#### WRITTEN REQUEST
Print the entries below word for word; the pictures stay out of your copy.

#### DATASET EXTRACT
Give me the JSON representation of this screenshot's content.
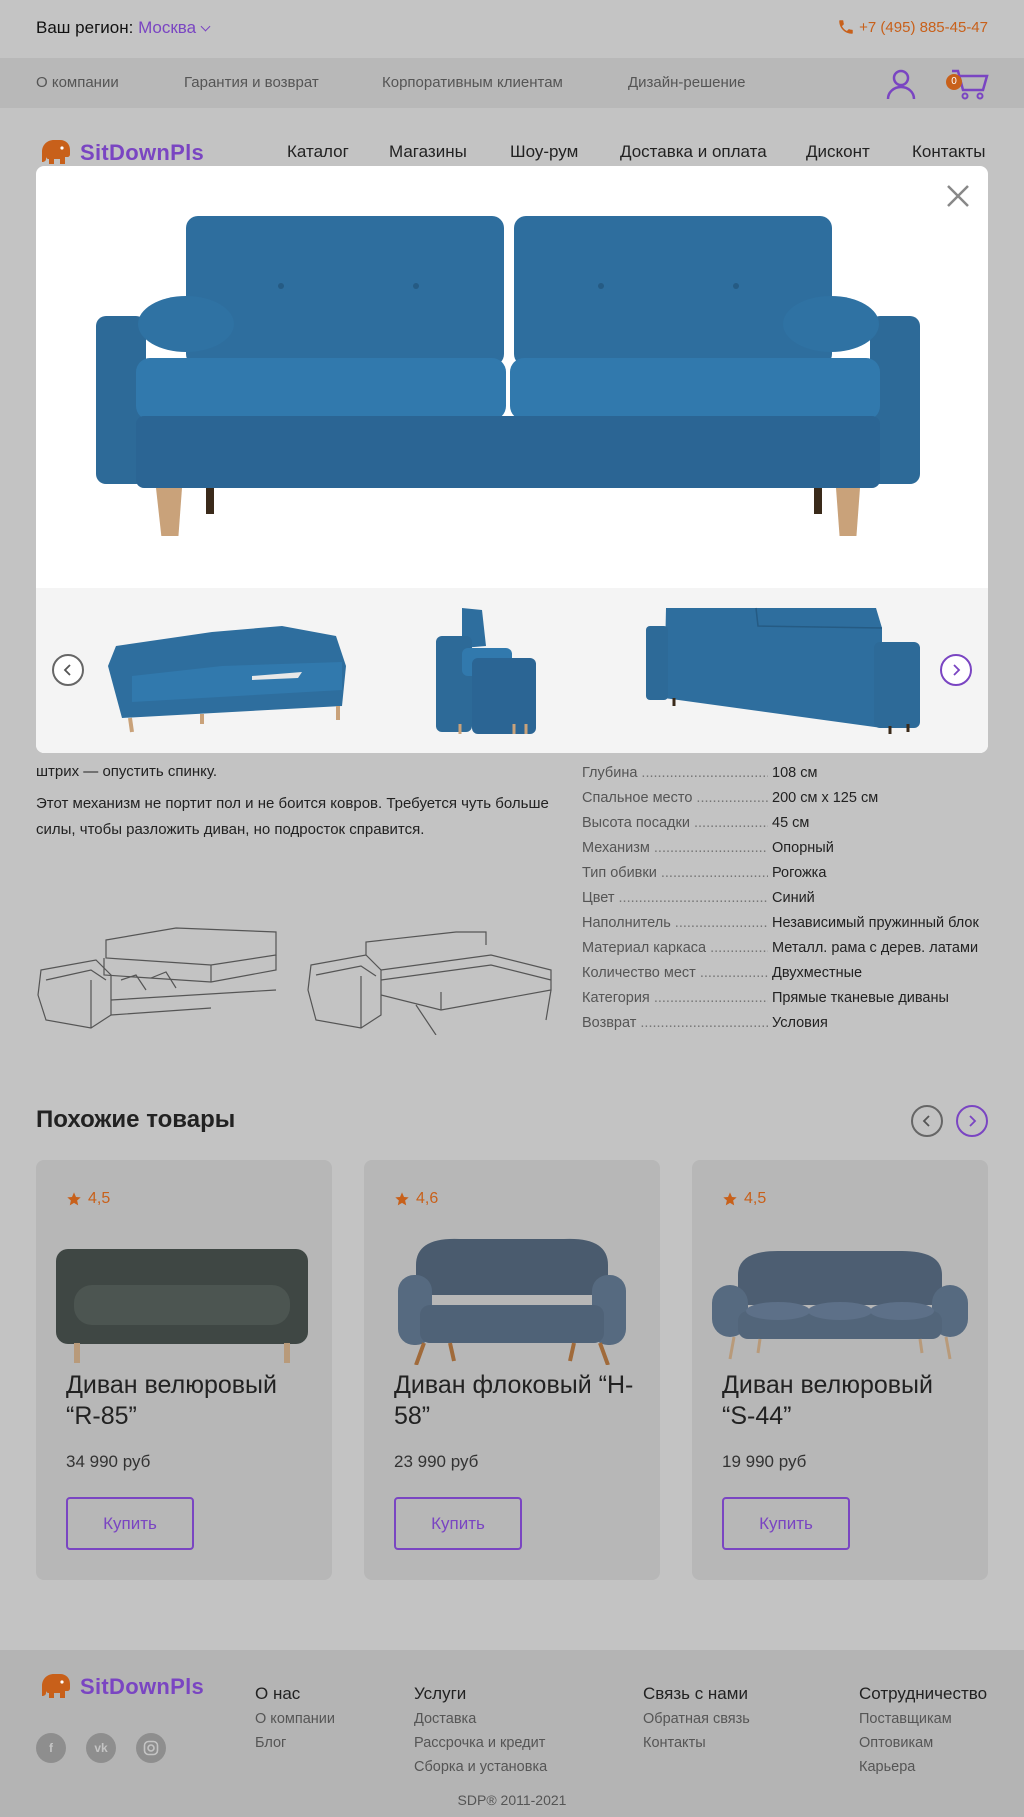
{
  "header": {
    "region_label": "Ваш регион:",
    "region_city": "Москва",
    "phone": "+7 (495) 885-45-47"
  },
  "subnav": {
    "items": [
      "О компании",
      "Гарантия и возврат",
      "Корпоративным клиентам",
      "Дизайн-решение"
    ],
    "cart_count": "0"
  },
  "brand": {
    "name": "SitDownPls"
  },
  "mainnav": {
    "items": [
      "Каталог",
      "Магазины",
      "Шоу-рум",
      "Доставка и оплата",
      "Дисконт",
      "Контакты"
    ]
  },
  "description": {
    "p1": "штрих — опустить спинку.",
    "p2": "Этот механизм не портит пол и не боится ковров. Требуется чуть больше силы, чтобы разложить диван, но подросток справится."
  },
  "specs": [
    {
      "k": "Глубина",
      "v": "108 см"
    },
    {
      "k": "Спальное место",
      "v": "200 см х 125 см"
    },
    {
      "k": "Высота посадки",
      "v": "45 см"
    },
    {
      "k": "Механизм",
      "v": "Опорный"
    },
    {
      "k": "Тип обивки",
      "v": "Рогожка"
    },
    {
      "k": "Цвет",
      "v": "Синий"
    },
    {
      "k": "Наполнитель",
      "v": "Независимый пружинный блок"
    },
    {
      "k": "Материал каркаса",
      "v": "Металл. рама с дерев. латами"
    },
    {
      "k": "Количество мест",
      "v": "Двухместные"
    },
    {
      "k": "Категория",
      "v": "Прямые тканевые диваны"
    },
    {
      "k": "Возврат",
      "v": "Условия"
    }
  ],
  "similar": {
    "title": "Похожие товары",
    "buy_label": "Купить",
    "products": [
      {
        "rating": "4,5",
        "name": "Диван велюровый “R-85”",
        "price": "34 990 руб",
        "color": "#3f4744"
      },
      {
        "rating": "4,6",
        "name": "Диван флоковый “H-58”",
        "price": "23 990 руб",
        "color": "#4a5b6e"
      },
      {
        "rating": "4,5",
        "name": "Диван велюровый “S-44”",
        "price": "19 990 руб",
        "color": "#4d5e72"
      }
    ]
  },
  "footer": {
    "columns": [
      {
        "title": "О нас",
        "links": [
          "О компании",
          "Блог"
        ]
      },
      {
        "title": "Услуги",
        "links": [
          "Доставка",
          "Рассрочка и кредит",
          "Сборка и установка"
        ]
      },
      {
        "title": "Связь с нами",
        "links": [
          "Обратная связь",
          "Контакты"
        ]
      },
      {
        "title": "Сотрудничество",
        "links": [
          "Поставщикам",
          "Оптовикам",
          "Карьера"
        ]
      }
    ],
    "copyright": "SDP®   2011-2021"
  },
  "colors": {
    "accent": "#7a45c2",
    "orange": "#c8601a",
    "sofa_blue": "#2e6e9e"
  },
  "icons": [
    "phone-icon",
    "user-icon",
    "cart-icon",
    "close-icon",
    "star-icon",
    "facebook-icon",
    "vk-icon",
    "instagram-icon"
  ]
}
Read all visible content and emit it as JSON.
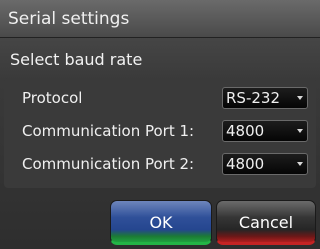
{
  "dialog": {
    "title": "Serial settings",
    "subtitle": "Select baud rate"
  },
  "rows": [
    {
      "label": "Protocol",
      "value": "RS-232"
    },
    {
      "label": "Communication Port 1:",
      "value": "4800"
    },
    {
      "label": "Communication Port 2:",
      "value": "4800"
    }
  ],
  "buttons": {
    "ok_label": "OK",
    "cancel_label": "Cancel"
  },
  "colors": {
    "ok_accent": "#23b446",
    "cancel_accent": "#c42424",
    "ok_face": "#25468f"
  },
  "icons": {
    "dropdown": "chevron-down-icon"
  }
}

#### TASK RESULT
Give me the JSON representation of this screenshot's content.
{
  "header": {
    "region_label": "Ваш регион:",
    "region_city": "Москва",
    "phone": "+7 (495) 885-45-47"
  },
  "subnav": {
    "items": [
      "О компании",
      "Гарантия и возврат",
      "Корпоративным клиентам",
      "Дизайн-решение"
    ],
    "cart_count": "0"
  },
  "brand": {
    "name": "SitDownPls"
  },
  "mainnav": {
    "items": [
      "Каталог",
      "Магазины",
      "Шоу-рум",
      "Доставка и оплата",
      "Дисконт",
      "Контакты"
    ]
  },
  "description": {
    "p1": "штрих — опустить спинку.",
    "p2": "Этот механизм не портит пол и не боится ковров. Требуется чуть больше силы, чтобы разложить диван, но подросток справится."
  },
  "specs": [
    {
      "k": "Глубина",
      "v": "108 см"
    },
    {
      "k": "Спальное место",
      "v": "200 см х 125 см"
    },
    {
      "k": "Высота посадки",
      "v": "45 см"
    },
    {
      "k": "Механизм",
      "v": "Опорный"
    },
    {
      "k": "Тип обивки",
      "v": "Рогожка"
    },
    {
      "k": "Цвет",
      "v": "Синий"
    },
    {
      "k": "Наполнитель",
      "v": "Независимый пружинный блок"
    },
    {
      "k": "Материал каркаса",
      "v": "Металл. рама с дерев. латами"
    },
    {
      "k": "Количество мест",
      "v": "Двухместные"
    },
    {
      "k": "Категория",
      "v": "Прямые тканевые диваны"
    },
    {
      "k": "Возврат",
      "v": "Условия"
    }
  ],
  "similar": {
    "title": "Похожие товары",
    "buy_label": "Купить",
    "products": [
      {
        "rating": "4,5",
        "name": "Диван велюровый “R-85”",
        "price": "34 990 руб",
        "color": "#3f4744"
      },
      {
        "rating": "4,6",
        "name": "Диван флоковый “H-58”",
        "price": "23 990 руб",
        "color": "#4a5b6e"
      },
      {
        "rating": "4,5",
        "name": "Диван велюровый “S-44”",
        "price": "19 990 руб",
        "color": "#4d5e72"
      }
    ]
  },
  "footer": {
    "columns": [
      {
        "title": "О нас",
        "links": [
          "О компании",
          "Блог"
        ]
      },
      {
        "title": "Услуги",
        "links": [
          "Доставка",
          "Рассрочка и кредит",
          "Сборка и установка"
        ]
      },
      {
        "title": "Связь с нами",
        "links": [
          "Обратная связь",
          "Контакты"
        ]
      },
      {
        "title": "Сотрудничество",
        "links": [
          "Поставщикам",
          "Оптовикам",
          "Карьера"
        ]
      }
    ],
    "copyright": "SDP®   2011-2021"
  },
  "colors": {
    "accent": "#7a45c2",
    "orange": "#c8601a",
    "sofa_blue": "#2e6e9e"
  },
  "icons": [
    "phone-icon",
    "user-icon",
    "cart-icon",
    "close-icon",
    "star-icon",
    "facebook-icon",
    "vk-icon",
    "instagram-icon"
  ]
}
Read all visible content and emit it as JSON.
{
  "dialog": {
    "title": "Serial settings",
    "subtitle": "Select baud rate"
  },
  "rows": [
    {
      "label": "Protocol",
      "value": "RS-232"
    },
    {
      "label": "Communication Port 1:",
      "value": "4800"
    },
    {
      "label": "Communication Port 2:",
      "value": "4800"
    }
  ],
  "buttons": {
    "ok_label": "OK",
    "cancel_label": "Cancel"
  },
  "colors": {
    "ok_accent": "#23b446",
    "cancel_accent": "#c42424",
    "ok_face": "#25468f"
  },
  "icons": {
    "dropdown": "chevron-down-icon"
  }
}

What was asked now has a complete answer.